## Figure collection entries
--- BEGIN ---

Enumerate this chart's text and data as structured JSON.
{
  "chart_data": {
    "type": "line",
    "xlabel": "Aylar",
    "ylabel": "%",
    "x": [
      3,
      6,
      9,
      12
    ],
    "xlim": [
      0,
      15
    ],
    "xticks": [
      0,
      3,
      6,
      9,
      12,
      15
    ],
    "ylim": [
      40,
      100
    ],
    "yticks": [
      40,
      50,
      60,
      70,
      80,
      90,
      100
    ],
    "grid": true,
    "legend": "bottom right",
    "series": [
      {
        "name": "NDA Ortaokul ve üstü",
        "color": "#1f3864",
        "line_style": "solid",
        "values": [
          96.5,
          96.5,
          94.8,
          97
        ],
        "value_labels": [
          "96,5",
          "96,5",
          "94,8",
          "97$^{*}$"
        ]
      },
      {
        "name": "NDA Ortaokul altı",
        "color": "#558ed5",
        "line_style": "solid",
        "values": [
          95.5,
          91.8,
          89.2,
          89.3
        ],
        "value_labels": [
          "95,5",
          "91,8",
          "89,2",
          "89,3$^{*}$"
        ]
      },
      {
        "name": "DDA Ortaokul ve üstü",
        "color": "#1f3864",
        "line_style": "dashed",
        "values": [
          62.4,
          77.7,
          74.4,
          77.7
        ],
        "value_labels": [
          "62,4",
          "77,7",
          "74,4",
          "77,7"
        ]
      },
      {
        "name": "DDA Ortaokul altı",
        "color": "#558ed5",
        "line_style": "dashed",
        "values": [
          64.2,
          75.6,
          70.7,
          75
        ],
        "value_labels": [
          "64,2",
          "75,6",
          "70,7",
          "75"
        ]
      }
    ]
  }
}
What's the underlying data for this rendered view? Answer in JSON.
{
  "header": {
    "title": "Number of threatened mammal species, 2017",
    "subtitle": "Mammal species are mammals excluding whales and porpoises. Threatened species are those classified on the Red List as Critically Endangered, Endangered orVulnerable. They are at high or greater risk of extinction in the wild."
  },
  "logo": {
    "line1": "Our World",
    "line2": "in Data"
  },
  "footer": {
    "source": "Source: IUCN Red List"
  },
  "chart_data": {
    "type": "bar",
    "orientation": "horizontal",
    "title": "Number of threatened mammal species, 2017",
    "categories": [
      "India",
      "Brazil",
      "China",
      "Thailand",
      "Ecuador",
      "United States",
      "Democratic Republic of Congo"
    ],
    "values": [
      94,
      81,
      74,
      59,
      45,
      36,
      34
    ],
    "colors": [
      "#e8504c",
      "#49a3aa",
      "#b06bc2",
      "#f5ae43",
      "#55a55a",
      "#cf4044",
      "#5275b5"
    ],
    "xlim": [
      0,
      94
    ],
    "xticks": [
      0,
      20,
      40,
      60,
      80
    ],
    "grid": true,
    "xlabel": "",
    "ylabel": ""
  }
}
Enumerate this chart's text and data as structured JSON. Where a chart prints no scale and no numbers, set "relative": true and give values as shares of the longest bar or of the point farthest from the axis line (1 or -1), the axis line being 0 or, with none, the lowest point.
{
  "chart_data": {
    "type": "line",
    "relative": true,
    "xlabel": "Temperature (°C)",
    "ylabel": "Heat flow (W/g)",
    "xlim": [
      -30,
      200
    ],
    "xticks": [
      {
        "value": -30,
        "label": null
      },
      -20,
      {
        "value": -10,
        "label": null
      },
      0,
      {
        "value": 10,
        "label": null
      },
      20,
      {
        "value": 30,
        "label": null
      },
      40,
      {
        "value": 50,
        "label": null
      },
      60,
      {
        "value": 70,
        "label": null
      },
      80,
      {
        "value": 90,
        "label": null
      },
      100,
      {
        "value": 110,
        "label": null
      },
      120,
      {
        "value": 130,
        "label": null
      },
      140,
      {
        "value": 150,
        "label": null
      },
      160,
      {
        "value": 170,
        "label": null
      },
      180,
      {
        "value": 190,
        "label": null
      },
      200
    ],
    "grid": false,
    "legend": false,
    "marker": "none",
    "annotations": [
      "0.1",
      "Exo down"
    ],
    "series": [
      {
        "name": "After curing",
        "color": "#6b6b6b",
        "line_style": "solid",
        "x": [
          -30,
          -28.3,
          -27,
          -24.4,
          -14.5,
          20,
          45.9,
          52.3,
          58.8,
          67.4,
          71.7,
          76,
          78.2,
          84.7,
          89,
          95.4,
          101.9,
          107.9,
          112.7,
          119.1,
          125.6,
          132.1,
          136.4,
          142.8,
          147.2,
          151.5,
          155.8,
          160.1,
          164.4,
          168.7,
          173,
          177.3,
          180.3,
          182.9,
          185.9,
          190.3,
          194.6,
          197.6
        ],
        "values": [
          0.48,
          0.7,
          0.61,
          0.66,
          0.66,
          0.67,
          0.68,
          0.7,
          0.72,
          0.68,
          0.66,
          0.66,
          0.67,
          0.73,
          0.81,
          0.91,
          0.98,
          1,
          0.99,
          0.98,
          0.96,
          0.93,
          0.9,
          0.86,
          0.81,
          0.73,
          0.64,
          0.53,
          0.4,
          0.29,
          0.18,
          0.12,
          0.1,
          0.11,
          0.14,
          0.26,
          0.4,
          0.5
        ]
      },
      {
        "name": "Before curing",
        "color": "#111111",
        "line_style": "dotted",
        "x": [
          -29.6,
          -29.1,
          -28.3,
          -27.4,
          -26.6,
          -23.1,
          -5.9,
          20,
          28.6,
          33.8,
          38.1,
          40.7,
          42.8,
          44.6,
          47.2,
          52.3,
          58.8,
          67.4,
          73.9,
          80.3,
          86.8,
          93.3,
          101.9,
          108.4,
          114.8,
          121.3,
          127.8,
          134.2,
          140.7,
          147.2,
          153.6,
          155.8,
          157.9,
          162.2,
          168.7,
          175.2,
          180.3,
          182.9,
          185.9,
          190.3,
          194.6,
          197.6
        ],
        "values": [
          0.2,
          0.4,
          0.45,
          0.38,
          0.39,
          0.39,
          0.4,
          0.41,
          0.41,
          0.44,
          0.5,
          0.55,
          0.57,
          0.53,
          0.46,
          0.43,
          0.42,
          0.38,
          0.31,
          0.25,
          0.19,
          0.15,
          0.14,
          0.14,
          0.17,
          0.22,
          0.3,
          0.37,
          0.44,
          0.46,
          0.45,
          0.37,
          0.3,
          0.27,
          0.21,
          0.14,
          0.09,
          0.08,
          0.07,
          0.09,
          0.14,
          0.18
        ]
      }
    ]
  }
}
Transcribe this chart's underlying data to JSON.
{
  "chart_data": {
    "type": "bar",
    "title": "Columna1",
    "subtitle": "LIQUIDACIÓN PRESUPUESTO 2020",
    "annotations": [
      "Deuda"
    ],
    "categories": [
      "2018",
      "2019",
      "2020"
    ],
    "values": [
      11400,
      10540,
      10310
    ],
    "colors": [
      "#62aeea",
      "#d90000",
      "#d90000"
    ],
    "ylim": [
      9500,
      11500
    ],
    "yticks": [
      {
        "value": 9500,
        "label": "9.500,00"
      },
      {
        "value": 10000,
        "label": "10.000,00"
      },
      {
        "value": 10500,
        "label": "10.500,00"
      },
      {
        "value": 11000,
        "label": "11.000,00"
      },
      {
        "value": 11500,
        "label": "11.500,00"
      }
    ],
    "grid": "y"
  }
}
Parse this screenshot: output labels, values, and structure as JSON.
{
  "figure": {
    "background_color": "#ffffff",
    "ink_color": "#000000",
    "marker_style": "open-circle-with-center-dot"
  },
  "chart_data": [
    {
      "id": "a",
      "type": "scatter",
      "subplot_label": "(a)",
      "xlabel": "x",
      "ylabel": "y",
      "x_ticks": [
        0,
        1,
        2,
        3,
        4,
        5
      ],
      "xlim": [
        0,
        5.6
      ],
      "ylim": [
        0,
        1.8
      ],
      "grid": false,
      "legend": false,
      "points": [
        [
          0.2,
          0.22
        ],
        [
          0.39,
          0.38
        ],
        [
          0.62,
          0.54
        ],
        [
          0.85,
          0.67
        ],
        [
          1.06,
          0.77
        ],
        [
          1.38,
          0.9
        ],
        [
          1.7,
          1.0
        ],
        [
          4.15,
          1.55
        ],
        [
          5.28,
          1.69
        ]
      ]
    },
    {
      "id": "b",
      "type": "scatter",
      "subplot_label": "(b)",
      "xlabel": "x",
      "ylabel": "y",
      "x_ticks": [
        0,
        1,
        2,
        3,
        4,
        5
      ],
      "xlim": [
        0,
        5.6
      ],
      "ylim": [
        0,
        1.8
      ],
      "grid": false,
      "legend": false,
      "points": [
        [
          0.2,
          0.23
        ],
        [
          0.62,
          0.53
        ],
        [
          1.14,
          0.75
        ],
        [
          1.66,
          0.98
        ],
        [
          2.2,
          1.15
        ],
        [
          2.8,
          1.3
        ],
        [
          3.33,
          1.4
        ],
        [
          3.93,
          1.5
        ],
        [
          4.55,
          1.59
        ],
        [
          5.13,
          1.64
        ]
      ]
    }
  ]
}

--- END ---

## Brief
Show every line above in which the word "subtitle" occurs.

## Response to the exercise
    "subtitle": "Mammal species are mammals excluding whales and porpoises. Threatened species are those classified on the Red List as Critically Endangered, Endangered orVulnerable. They are at high or greater risk of extinction in the wild."
    "subtitle": "LIQUIDACIÓN PRESUPUESTO 2020",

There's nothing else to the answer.